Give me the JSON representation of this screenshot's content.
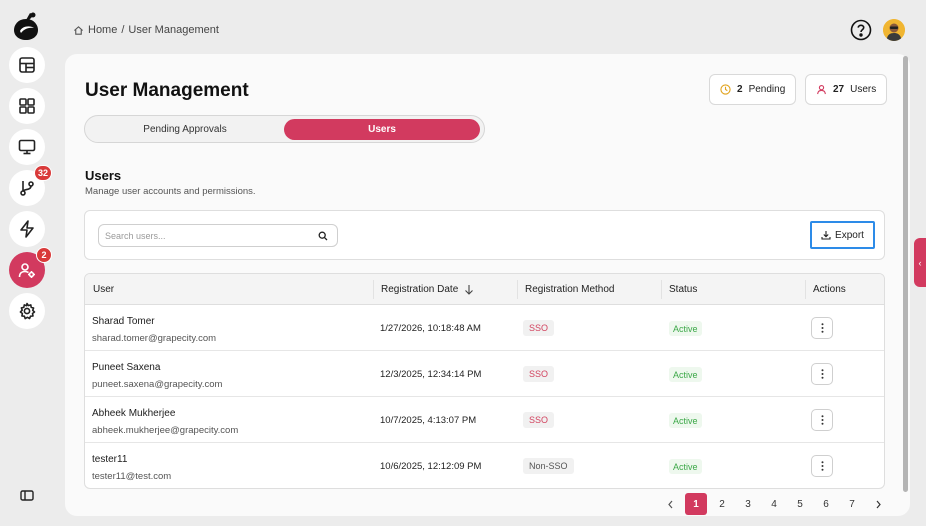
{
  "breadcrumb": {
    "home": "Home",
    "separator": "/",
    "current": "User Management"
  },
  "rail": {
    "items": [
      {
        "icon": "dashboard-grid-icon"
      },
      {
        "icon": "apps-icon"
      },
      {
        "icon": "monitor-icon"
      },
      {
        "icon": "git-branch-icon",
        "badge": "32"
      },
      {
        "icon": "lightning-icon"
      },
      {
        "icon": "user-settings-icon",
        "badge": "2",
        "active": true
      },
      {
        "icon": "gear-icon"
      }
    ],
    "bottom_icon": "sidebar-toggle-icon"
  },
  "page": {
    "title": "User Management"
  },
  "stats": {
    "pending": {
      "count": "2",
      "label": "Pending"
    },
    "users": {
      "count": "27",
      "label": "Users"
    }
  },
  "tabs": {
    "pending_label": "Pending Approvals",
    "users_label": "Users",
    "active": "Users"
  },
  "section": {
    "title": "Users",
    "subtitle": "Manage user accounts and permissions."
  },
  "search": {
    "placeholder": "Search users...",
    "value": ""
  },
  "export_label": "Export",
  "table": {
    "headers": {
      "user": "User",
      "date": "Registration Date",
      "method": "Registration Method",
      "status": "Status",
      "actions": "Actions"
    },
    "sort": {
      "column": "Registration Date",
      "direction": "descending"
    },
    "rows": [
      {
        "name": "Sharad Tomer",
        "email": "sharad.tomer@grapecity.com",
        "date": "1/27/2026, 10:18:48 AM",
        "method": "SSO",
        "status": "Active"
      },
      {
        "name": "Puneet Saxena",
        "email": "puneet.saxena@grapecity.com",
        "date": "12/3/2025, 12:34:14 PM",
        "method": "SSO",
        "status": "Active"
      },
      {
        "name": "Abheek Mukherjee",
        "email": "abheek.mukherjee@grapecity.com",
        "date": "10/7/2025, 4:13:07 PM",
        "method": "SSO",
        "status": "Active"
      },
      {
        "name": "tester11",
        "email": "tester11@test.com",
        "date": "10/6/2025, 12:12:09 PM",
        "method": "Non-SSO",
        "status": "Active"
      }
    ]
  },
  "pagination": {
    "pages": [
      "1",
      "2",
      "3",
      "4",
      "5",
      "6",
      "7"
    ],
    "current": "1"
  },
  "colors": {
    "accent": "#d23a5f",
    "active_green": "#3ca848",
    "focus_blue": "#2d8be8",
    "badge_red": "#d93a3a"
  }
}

········

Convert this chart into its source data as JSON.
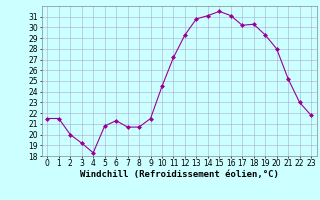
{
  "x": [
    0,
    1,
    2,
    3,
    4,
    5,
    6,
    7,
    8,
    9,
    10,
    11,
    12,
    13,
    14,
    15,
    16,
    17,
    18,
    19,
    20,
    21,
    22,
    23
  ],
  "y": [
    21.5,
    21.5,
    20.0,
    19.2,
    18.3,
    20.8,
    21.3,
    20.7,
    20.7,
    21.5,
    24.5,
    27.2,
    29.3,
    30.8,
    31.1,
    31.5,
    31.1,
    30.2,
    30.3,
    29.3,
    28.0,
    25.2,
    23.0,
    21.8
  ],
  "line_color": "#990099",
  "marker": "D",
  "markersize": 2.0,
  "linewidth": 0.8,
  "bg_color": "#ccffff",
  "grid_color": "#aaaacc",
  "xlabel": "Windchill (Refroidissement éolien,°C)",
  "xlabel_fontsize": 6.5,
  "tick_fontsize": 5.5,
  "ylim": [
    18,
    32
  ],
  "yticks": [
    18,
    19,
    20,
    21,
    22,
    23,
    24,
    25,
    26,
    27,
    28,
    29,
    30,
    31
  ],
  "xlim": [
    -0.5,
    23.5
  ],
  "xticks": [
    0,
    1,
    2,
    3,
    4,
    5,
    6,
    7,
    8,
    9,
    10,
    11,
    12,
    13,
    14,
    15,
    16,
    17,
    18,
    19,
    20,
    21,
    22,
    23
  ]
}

········

_Exercise aim_. Look through the records and gather each line with the word "Registration".

_Complete answer_.
      "date": "Registration Date",
      "method": "Registration Method",
      "column": "Registration Date",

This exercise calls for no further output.